Begin The records
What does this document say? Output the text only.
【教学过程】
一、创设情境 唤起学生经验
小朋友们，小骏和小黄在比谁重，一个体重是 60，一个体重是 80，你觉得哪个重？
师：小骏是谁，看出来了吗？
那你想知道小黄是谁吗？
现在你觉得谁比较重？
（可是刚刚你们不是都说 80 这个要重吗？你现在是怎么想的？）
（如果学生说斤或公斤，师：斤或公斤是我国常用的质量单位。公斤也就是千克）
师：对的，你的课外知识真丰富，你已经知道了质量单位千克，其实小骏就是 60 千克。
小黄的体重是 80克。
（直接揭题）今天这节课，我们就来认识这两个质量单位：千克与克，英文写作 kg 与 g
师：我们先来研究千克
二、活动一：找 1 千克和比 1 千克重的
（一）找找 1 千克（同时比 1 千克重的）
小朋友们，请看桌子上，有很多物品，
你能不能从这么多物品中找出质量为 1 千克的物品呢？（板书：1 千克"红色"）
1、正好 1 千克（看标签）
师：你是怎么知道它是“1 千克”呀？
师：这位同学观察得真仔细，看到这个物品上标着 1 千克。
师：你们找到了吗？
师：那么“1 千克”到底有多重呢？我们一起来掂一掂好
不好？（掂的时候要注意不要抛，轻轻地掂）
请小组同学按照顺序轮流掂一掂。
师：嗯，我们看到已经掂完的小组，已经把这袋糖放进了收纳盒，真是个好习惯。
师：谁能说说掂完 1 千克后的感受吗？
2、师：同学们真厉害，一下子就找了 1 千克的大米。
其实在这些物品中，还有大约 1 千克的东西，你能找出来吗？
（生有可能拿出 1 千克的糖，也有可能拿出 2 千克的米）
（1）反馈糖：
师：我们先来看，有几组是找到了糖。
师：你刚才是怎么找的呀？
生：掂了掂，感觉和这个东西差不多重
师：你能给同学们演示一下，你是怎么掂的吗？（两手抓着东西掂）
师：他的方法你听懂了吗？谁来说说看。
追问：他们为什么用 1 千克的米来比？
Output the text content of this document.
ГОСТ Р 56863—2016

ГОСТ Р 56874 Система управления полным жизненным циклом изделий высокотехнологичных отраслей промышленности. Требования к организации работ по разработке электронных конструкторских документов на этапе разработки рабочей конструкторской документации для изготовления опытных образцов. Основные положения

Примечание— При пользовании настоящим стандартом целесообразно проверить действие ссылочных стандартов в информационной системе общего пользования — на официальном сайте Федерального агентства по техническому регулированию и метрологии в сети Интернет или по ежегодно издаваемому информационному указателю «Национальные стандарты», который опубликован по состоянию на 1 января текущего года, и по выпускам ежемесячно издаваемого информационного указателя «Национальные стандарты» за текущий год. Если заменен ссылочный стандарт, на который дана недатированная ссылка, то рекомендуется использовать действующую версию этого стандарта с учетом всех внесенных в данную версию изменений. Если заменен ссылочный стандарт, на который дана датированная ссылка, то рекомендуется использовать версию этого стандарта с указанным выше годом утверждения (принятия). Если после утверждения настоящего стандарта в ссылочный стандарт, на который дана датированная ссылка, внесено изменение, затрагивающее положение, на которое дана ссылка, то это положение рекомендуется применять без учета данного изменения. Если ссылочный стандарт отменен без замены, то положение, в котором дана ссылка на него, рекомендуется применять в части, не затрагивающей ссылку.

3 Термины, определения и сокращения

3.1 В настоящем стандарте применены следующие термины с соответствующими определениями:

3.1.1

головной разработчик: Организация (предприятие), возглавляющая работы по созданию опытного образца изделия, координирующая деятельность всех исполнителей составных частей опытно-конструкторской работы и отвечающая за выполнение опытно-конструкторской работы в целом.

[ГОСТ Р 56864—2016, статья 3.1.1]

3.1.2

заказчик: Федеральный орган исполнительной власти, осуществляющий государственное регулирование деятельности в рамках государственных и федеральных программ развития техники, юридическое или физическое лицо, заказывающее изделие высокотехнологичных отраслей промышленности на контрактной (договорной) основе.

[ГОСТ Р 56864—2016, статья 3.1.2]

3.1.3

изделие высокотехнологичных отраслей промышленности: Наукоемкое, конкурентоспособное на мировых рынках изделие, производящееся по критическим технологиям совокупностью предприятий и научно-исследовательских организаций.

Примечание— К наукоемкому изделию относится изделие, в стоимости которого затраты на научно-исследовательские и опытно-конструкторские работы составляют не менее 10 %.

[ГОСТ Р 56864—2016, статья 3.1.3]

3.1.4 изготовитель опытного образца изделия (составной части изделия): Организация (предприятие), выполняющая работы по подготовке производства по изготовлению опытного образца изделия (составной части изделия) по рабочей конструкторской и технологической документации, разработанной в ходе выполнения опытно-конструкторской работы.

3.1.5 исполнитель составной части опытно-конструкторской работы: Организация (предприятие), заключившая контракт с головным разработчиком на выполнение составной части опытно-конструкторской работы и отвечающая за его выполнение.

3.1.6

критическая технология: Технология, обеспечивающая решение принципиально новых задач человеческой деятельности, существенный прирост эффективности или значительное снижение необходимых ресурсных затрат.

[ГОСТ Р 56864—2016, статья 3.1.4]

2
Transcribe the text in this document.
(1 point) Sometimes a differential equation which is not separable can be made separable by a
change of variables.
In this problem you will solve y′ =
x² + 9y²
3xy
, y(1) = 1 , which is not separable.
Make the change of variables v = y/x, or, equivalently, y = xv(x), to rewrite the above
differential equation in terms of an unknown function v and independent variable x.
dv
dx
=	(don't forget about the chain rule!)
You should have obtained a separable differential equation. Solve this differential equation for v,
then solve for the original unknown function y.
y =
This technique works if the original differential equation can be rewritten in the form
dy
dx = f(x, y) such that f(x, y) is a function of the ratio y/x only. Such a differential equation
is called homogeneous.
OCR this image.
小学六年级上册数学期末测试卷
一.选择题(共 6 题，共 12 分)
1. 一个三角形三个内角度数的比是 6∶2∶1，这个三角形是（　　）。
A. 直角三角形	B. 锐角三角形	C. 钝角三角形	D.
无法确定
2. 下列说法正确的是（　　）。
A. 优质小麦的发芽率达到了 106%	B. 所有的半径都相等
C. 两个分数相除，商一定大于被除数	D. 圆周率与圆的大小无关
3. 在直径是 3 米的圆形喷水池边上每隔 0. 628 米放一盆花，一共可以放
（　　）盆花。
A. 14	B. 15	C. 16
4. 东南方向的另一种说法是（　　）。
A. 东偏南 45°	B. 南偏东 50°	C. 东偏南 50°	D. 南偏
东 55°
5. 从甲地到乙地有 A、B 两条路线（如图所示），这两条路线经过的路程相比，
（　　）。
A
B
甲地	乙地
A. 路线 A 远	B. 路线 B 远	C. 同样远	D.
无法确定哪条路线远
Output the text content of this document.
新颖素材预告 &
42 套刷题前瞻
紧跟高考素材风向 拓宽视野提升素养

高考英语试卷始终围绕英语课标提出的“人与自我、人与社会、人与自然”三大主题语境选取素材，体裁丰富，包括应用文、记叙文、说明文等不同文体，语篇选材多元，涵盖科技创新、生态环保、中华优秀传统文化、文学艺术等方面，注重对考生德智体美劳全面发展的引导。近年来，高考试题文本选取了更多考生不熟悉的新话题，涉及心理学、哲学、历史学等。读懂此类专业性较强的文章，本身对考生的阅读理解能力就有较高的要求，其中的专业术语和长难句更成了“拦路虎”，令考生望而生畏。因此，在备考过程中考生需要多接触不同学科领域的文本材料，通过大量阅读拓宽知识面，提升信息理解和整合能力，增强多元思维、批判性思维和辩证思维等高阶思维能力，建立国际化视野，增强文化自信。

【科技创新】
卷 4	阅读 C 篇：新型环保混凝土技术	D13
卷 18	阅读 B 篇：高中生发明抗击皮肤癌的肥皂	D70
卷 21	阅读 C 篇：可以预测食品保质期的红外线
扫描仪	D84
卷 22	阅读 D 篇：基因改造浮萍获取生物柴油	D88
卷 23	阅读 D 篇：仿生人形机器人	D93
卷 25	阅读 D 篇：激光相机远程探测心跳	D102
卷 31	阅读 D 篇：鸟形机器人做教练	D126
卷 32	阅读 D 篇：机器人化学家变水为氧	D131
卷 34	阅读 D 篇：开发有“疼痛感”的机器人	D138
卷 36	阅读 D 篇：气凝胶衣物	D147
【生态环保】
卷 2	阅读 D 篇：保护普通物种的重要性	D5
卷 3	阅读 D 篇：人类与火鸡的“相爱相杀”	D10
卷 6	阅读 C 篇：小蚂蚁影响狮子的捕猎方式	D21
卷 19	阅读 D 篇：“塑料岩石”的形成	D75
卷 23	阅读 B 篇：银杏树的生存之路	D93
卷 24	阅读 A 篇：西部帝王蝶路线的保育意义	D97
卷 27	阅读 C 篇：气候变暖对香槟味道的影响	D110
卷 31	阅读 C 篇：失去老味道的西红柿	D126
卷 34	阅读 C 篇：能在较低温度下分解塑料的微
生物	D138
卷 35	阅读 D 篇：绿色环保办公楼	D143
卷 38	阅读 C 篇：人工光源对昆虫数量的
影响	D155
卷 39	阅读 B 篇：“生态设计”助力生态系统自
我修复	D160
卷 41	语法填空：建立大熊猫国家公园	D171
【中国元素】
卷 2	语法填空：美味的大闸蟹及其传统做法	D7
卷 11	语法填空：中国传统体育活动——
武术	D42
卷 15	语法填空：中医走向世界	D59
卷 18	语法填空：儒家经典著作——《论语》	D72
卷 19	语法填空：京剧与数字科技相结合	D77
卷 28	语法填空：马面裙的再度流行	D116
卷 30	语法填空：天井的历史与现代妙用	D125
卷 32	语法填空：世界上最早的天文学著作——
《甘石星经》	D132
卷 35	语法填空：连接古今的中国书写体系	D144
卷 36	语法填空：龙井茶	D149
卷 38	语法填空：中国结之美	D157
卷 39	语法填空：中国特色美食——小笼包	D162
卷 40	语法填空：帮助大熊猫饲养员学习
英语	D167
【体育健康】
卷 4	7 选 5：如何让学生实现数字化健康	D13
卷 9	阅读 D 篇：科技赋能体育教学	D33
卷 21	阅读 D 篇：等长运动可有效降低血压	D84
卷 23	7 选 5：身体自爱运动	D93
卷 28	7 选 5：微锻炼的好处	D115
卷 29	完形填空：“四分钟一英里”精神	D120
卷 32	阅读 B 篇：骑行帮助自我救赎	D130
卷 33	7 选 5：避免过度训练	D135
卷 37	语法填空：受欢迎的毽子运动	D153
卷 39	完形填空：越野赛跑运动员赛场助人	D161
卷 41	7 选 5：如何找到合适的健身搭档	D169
End The records
A line counts if it holds the word "статья". How many lines of the entries count? Give the number only.

● **Solution for this problem**
4